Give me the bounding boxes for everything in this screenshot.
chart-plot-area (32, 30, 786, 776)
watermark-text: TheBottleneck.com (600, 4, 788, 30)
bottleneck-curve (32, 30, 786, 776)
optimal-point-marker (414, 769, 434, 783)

▬▬▬

### EXERCISE INSTRUCTIONS
Please rewrite all the entries above as a two-column CSV headed "entry" and "answer", with one row per entry. Put the entry's text and its answer each in a single quoted field, and replace line breaks with spaces.

### WRITTEN SOLUTION
entry,answer
"Give me the bounding boxes for everything in this screenshot.","chart-plot-area (32, 30, 786, 776) watermark-text: TheBottleneck.com (600, 4, 788, 30) bottleneck-curve (32, 30, 786, 776) optimal-point-marker (414, 769, 434, 783)"